WHAT IS BEING ASKED: Reproduce every line of the listing below verbatim, leaving out the pictures.

Layout coordinate listing:

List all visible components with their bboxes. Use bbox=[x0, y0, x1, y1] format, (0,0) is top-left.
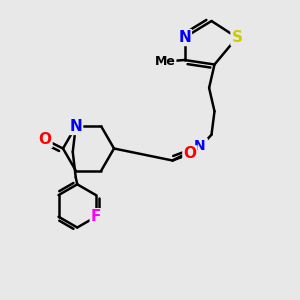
Text: N: N bbox=[178, 30, 191, 45]
Text: Me: Me bbox=[154, 55, 176, 68]
Text: S: S bbox=[232, 30, 242, 45]
Text: N: N bbox=[194, 139, 205, 153]
Text: F: F bbox=[91, 209, 101, 224]
Text: O: O bbox=[183, 146, 196, 161]
Text: H: H bbox=[195, 139, 207, 153]
Text: N: N bbox=[69, 119, 82, 134]
Text: O: O bbox=[38, 132, 52, 147]
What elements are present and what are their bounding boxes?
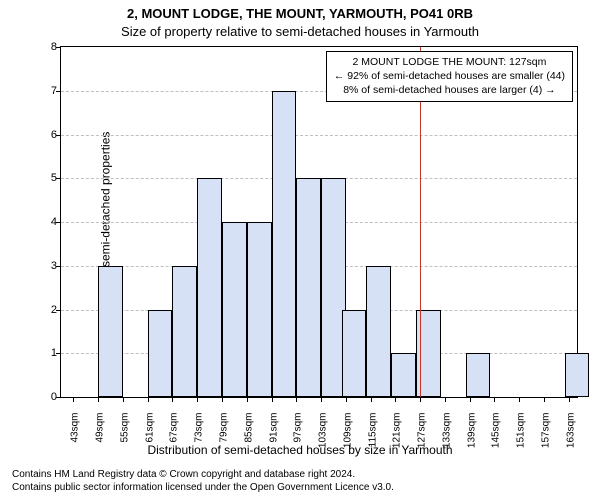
xtick-mark [321,397,322,402]
xtick-mark [420,397,421,402]
histogram-bar [197,178,222,397]
annotation-box: 2 MOUNT LODGE THE MOUNT: 127sqm← 92% of … [326,51,573,102]
histogram-bar [222,222,247,397]
ytick-label: 2 [43,304,57,316]
xtick-mark [197,397,198,402]
histogram-bar [172,266,197,397]
xtick-mark [98,397,99,402]
arrow-left-icon: ← [334,69,345,83]
footer-line-2: Contains public sector information licen… [12,481,394,494]
histogram-bar [391,353,416,397]
ytick-label: 6 [43,129,57,141]
histogram-bar [342,310,367,398]
xtick-mark [371,397,372,402]
xtick-mark [222,397,223,402]
annotation-line-3: 8% of semi-detached houses are larger (4… [334,83,565,97]
histogram-bar [98,266,123,397]
plot-area: 01234567843sqm49sqm55sqm61sqm67sqm73sqm7… [60,46,578,398]
chart-container: 2, MOUNT LODGE, THE MOUNT, YARMOUTH, PO4… [0,0,600,500]
xtick-mark [123,397,124,402]
xtick-mark [346,397,347,402]
xtick-mark [544,397,545,402]
ytick-label: 0 [43,391,57,403]
x-axis-label: Distribution of semi-detached houses by … [0,443,600,457]
xtick-mark [445,397,446,402]
xtick-mark [172,397,173,402]
histogram-bar [296,178,321,397]
xtick-mark [247,397,248,402]
xtick-mark [296,397,297,402]
ytick-label: 3 [43,260,57,272]
footer-attribution: Contains HM Land Registry data © Crown c… [12,468,394,494]
histogram-bar [148,310,173,398]
arrow-right-icon: → [545,83,556,97]
histogram-bar [247,222,272,397]
chart-title: 2, MOUNT LODGE, THE MOUNT, YARMOUTH, PO4… [0,6,600,21]
histogram-bar [565,353,590,397]
ytick-label: 1 [43,347,57,359]
xtick-mark [519,397,520,402]
histogram-bar [272,91,297,397]
ytick-label: 4 [43,216,57,228]
xtick-mark [148,397,149,402]
annotation-line-1: 2 MOUNT LODGE THE MOUNT: 127sqm [334,55,565,69]
ytick-label: 5 [43,172,57,184]
xtick-mark [272,397,273,402]
chart-subtitle: Size of property relative to semi-detach… [0,24,600,39]
footer-line-1: Contains HM Land Registry data © Crown c… [12,468,394,481]
ytick-label: 7 [43,85,57,97]
xtick-mark [569,397,570,402]
xtick-mark [395,397,396,402]
histogram-bar [466,353,491,397]
ytick-label: 8 [43,41,57,53]
xtick-mark [73,397,74,402]
xtick-mark [494,397,495,402]
annotation-line-2: ← 92% of semi-detached houses are smalle… [334,69,565,83]
grid-line [61,135,577,136]
histogram-bar [366,266,391,397]
xtick-mark [470,397,471,402]
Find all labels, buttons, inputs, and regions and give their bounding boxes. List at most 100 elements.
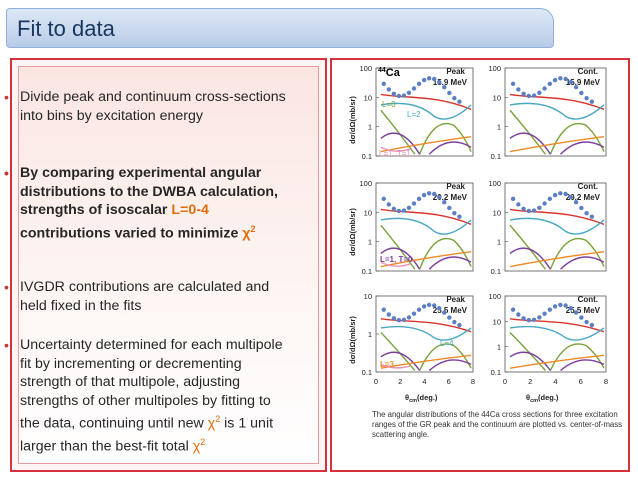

RESULT BELOW:
List all visible components with their bboxes. Use bbox=[x0, y0, x1, y1] format, (0,0) is top-left.
Text: N: N bbox=[178, 30, 191, 45]
Text: Me: Me bbox=[154, 55, 176, 68]
Text: S: S bbox=[232, 30, 242, 45]
Text: N: N bbox=[194, 139, 205, 153]
Text: F: F bbox=[91, 209, 101, 224]
Text: O: O bbox=[183, 146, 196, 161]
Text: H: H bbox=[195, 139, 207, 153]
Text: N: N bbox=[69, 119, 82, 134]
Text: O: O bbox=[38, 132, 52, 147]
What elements are present and what are their bounding boxes?
xtick-mark [321,397,322,402]
xtick-mark [420,397,421,402]
histogram-bar [197,178,222,397]
annotation-box: 2 MOUNT LODGE THE MOUNT: 127sqm← 92% of … [326,51,573,102]
histogram-bar [222,222,247,397]
ytick-label: 2 [43,304,57,316]
xtick-mark [197,397,198,402]
histogram-bar [172,266,197,397]
xtick-mark [98,397,99,402]
arrow-left-icon: ← [334,69,345,83]
footer-line-2: Contains public sector information licen… [12,481,394,494]
histogram-bar [391,353,416,397]
ytick-label: 6 [43,129,57,141]
histogram-bar [342,310,367,398]
xtick-mark [371,397,372,402]
xtick-mark [222,397,223,402]
annotation-line-3: 8% of semi-detached houses are larger (4… [334,83,565,97]
histogram-bar [98,266,123,397]
plot-area: 01234567843sqm49sqm55sqm61sqm67sqm73sqm7… [60,46,578,398]
chart-container: 2, MOUNT LODGE, THE MOUNT, YARMOUTH, PO4… [0,0,600,500]
xtick-mark [123,397,124,402]
xtick-mark [346,397,347,402]
xtick-mark [544,397,545,402]
ytick-label: 0 [43,391,57,403]
x-axis-label: Distribution of semi-detached houses by … [0,443,600,457]
xtick-mark [445,397,446,402]
xtick-mark [172,397,173,402]
histogram-bar [296,178,321,397]
xtick-mark [247,397,248,402]
xtick-mark [296,397,297,402]
ytick-label: 3 [43,260,57,272]
footer-attribution: Contains HM Land Registry data © Crown c… [12,468,394,494]
histogram-bar [148,310,173,398]
arrow-right-icon: → [545,83,556,97]
histogram-bar [247,222,272,397]
chart-title: 2, MOUNT LODGE, THE MOUNT, YARMOUTH, PO4… [0,6,600,21]
histogram-bar [565,353,590,397]
ytick-label: 1 [43,347,57,359]
xtick-mark [519,397,520,402]
histogram-bar [272,91,297,397]
ytick-label: 4 [43,216,57,228]
xtick-mark [148,397,149,402]
annotation-line-1: 2 MOUNT LODGE THE MOUNT: 127sqm [334,55,565,69]
ytick-label: 5 [43,172,57,184]
xtick-mark [272,397,273,402]
chart-subtitle: Size of property relative to semi-detach… [0,24,600,39]
footer-line-1: Contains HM Land Registry data © Crown c… [12,468,394,481]
ytick-label: 7 [43,85,57,97]
xtick-mark [569,397,570,402]
xtick-mark [395,397,396,402]
histogram-bar [466,353,491,397]
ytick-label: 8 [43,41,57,53]
xtick-mark [73,397,74,402]
xtick-mark [494,397,495,402]
annotation-line-2: ← 92% of semi-detached houses are smalle… [334,69,565,83]
grid-line [61,135,577,136]
histogram-bar [366,266,391,397]
xtick-mark [470,397,471,402]
Find all labels, buttons, inputs, and regions and give their bounding boxes. List at most 100 elements.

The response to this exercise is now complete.